** begin Provided information **

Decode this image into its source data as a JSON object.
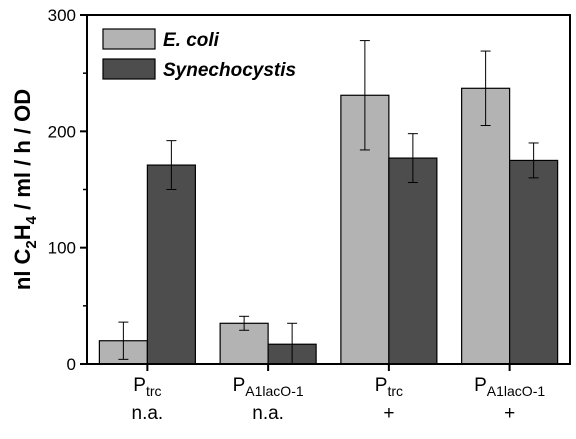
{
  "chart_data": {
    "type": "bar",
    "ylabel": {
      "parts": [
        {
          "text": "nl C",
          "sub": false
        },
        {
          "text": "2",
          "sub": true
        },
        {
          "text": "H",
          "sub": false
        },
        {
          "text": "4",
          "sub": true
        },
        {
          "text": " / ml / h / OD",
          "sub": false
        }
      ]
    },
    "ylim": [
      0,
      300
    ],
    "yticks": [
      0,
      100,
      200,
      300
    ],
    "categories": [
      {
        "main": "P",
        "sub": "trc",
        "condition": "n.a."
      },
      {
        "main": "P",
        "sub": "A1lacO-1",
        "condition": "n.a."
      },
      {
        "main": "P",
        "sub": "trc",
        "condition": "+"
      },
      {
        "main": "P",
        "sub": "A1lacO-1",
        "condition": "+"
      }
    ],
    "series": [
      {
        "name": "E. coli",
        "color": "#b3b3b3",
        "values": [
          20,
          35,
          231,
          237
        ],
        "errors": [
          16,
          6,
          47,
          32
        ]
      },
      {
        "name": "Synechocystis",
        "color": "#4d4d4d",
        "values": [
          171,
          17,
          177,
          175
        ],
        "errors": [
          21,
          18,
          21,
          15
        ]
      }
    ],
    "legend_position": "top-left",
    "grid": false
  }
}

** end Provided information **

[Given task]
Identify the lines above that contain the word "text", then copy them.

[Final result]
          "text": "nl C",
          "text": "2",
          "text": "H",
          "text": "4",
          "text": " / ml / h / OD",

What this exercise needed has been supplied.